Count every line in the data below where "para" occurs, then state that number and nothing more.
--------------------------------
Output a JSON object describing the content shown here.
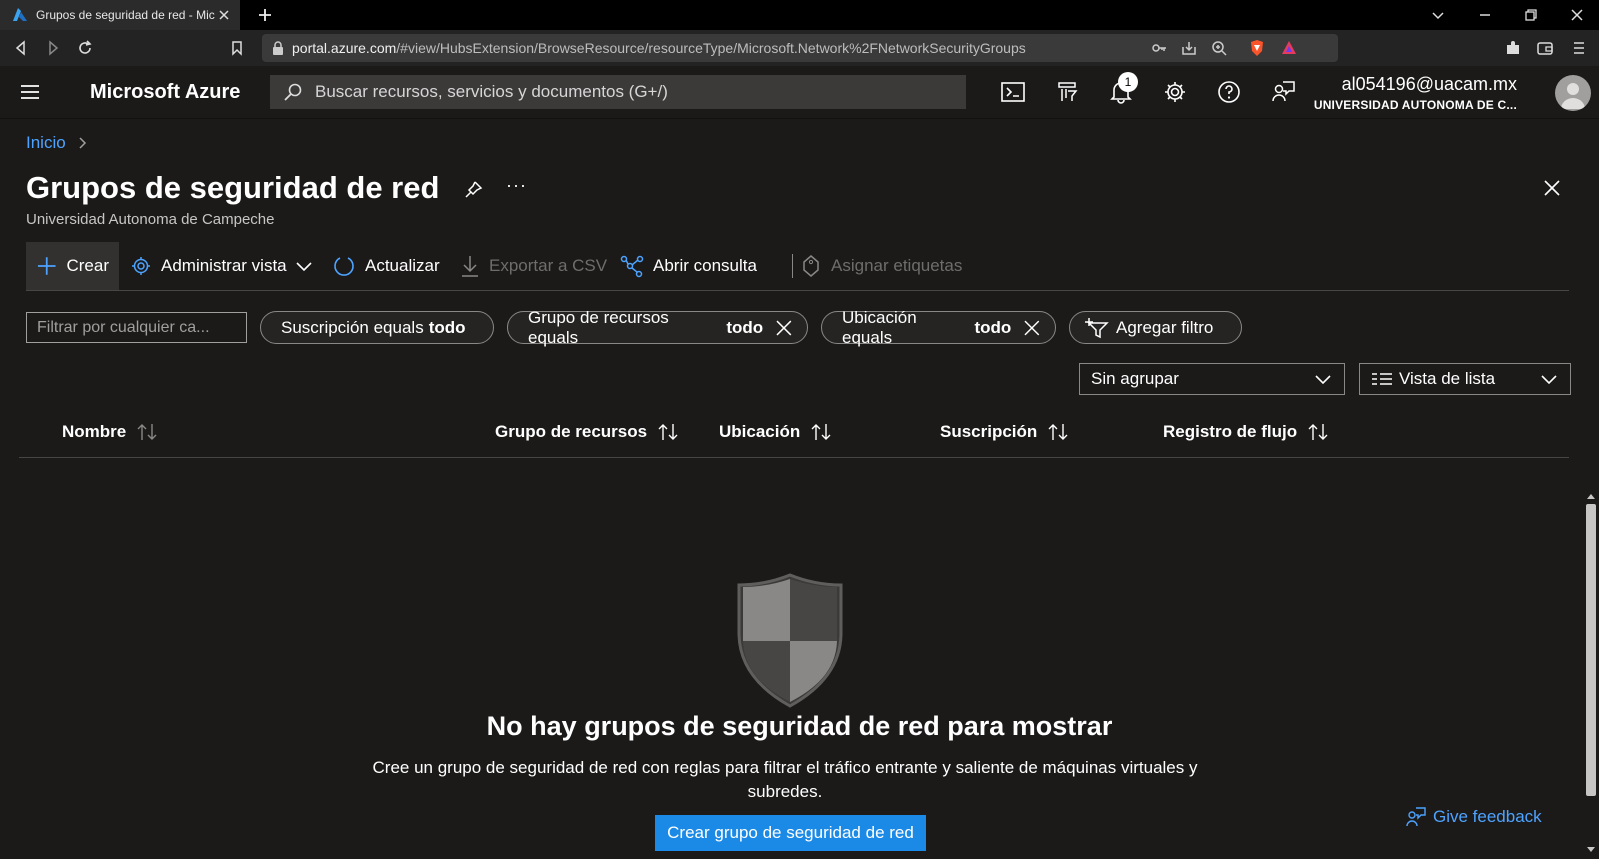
{
  "browser": {
    "tab_title": "Grupos de seguridad de red - Mic",
    "url_host": "portal.azure.com",
    "url_path": "/#view/HubsExtension/BrowseResource/resourceType/Microsoft.Network%2FNetworkSecurityGroups"
  },
  "topbar": {
    "brand": "Microsoft Azure",
    "search_placeholder": "Buscar recursos, servicios y documentos (G+/)",
    "notification_count": "1",
    "account_email": "al054196@uacam.mx",
    "account_tenant": "UNIVERSIDAD AUTONOMA DE C..."
  },
  "breadcrumb": {
    "home": "Inicio"
  },
  "page": {
    "title": "Grupos de seguridad de red",
    "subtitle": "Universidad Autonoma de Campeche",
    "more": "···"
  },
  "commands": {
    "create": "Crear",
    "manage_view": "Administrar vista",
    "refresh": "Actualizar",
    "export_csv": "Exportar a CSV",
    "open_query": "Abrir consulta",
    "assign_tags": "Asignar etiquetas"
  },
  "filters": {
    "placeholder": "Filtrar por cualquier ca...",
    "pills": [
      {
        "label": "Suscripción equals",
        "value": "todo"
      },
      {
        "label": "Grupo de recursos equals",
        "value": "todo"
      },
      {
        "label": "Ubicación equals",
        "value": "todo"
      }
    ],
    "add_filter": "Agregar filtro"
  },
  "view": {
    "grouping": "Sin agrupar",
    "list_view": "Vista de lista"
  },
  "columns": [
    "Nombre",
    "Grupo de recursos",
    "Ubicación",
    "Suscripción",
    "Registro de flujo"
  ],
  "empty_state": {
    "title": "No hay grupos de seguridad de red para mostrar",
    "description": "Cree un grupo de seguridad de red con reglas para filtrar el tráfico entrante y saliente de máquinas virtuales y subredes.",
    "button": "Crear grupo de seguridad de red"
  },
  "feedback": "Give feedback",
  "colors": {
    "accent": "#1a8ae6",
    "link": "#4da3ff",
    "background": "#1b1a19"
  }
}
--------------------------------
## Result of this task:
2